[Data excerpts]
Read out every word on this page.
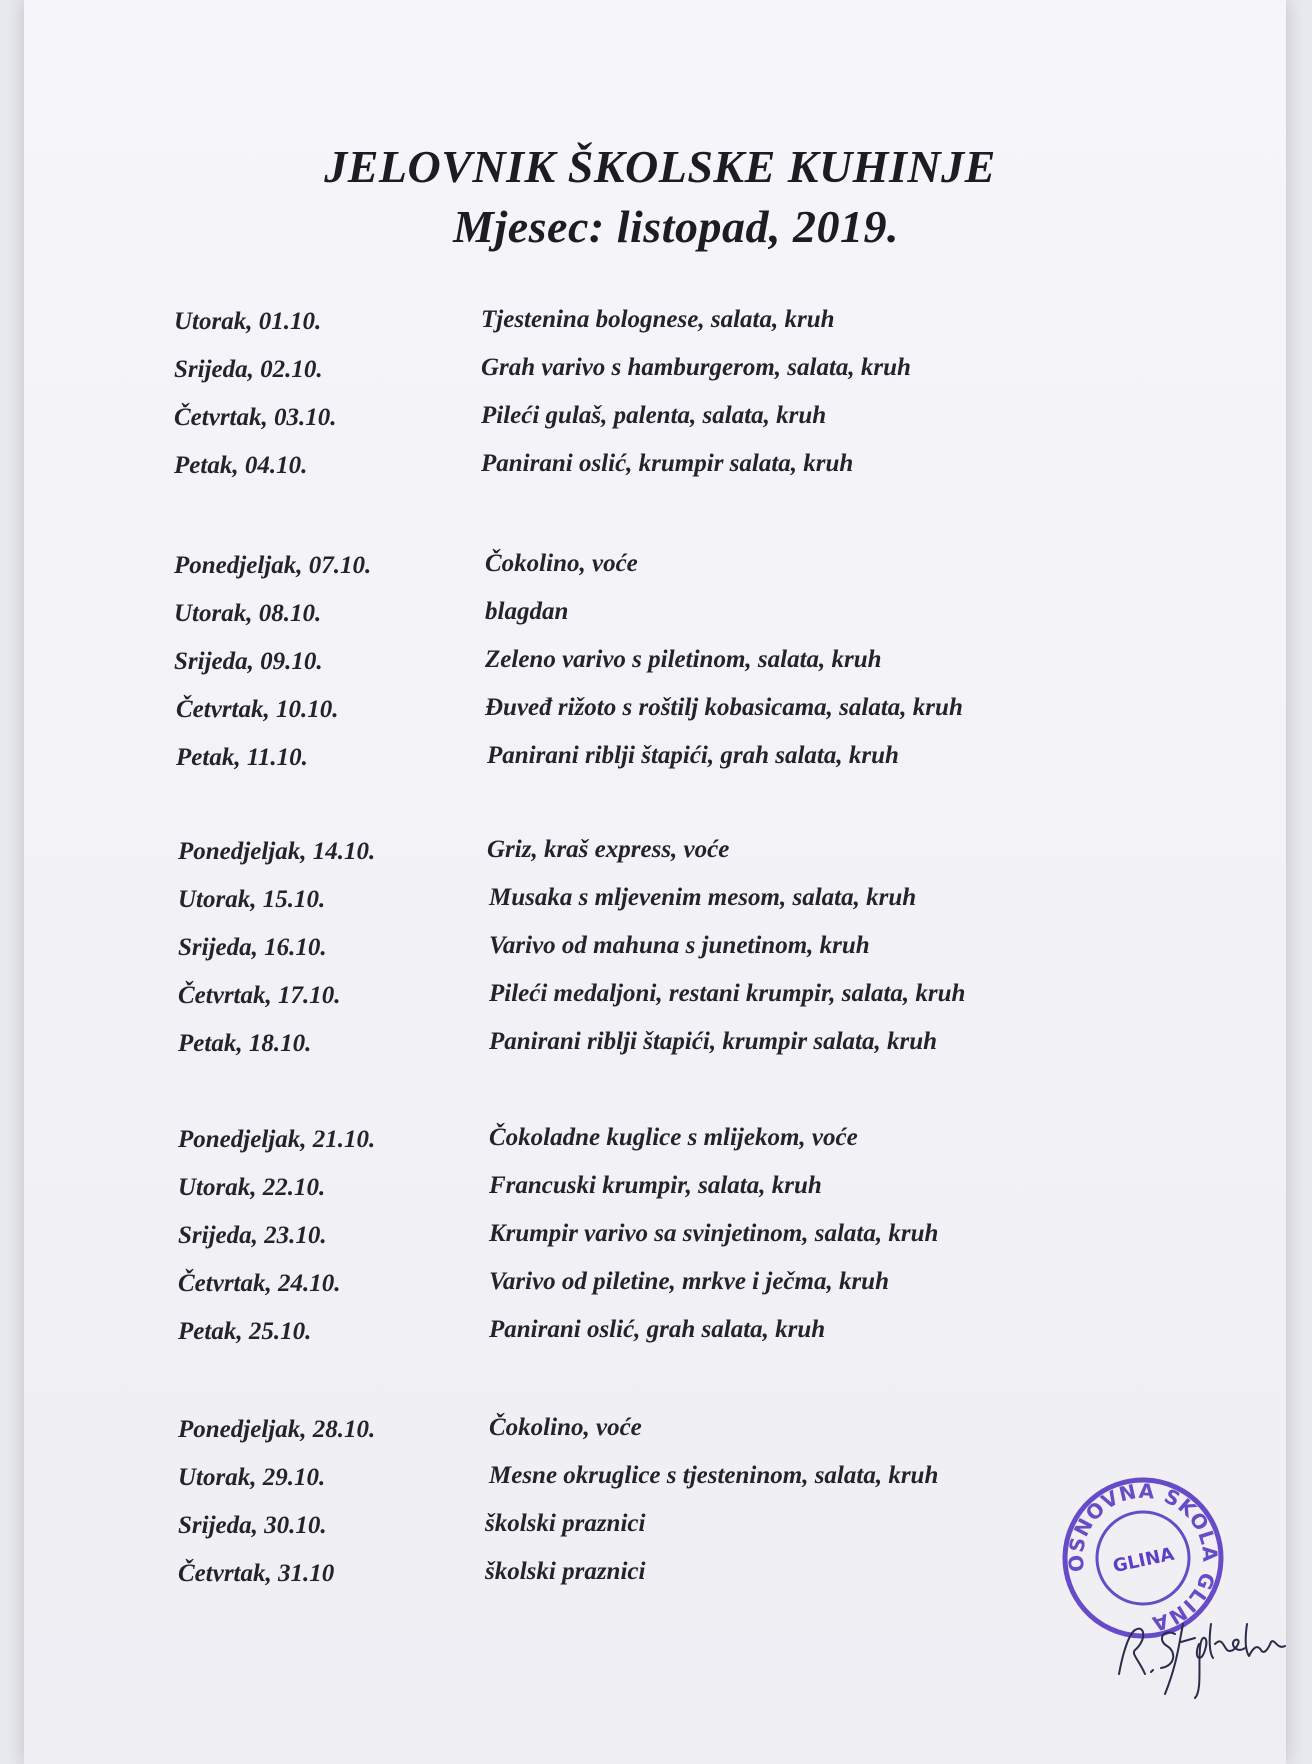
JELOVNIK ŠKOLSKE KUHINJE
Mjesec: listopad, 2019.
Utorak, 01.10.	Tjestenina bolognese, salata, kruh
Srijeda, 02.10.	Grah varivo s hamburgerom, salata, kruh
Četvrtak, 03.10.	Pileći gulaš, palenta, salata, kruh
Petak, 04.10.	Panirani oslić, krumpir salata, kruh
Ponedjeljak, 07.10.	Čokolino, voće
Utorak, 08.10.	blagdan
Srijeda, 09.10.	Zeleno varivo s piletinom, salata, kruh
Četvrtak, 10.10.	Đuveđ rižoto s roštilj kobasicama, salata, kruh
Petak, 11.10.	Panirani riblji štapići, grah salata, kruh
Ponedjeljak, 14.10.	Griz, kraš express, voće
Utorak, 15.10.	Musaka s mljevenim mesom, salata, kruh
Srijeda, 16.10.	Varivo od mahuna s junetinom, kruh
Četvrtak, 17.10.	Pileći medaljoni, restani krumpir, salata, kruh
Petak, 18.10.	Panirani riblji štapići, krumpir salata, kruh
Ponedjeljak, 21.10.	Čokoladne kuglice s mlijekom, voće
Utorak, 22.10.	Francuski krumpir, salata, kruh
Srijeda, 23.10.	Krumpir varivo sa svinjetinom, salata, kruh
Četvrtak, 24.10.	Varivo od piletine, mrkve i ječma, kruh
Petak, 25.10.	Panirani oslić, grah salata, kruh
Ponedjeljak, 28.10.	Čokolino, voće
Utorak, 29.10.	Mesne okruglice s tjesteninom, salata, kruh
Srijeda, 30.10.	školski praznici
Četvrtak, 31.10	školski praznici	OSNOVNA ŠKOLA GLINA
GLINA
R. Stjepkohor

INSTRUCTIONS FOR THE TASK =>
Give all the entries again exactly, dropping each picture.

TASK ANSWER =>
Read out every word on this page.
JELOVNIK ŠKOLSKE KUHINJE
Mjesec: listopad, 2019.
Utorak, 01.10.	Tjestenina bolognese, salata, kruh
Srijeda, 02.10.	Grah varivo s hamburgerom, salata, kruh
Četvrtak, 03.10.	Pileći gulaš, palenta, salata, kruh
Petak, 04.10.	Panirani oslić, krumpir salata, kruh
Ponedjeljak, 07.10.	Čokolino, voće
Utorak, 08.10.	blagdan
Srijeda, 09.10.	Zeleno varivo s piletinom, salata, kruh
Četvrtak, 10.10.	Đuveđ rižoto s roštilj kobasicama, salata, kruh
Petak, 11.10.	Panirani riblji štapići, grah salata, kruh
Ponedjeljak, 14.10.	Griz, kraš express, voće
Utorak, 15.10.	Musaka s mljevenim mesom, salata, kruh
Srijeda, 16.10.	Varivo od mahuna s junetinom, kruh
Četvrtak, 17.10.	Pileći medaljoni, restani krumpir, salata, kruh
Petak, 18.10.	Panirani riblji štapići, krumpir salata, kruh
Ponedjeljak, 21.10.	Čokoladne kuglice s mlijekom, voće
Utorak, 22.10.	Francuski krumpir, salata, kruh
Srijeda, 23.10.	Krumpir varivo sa svinjetinom, salata, kruh
Četvrtak, 24.10.	Varivo od piletine, mrkve i ječma, kruh
Petak, 25.10.	Panirani oslić, grah salata, kruh
Ponedjeljak, 28.10.	Čokolino, voće
Utorak, 29.10.	Mesne okruglice s tjesteninom, salata, kruh
Srijeda, 30.10.	školski praznici
Četvrtak, 31.10	školski praznici	OSNOVNA ŠKOLA GLINA
GLINA
R. Stjepkohor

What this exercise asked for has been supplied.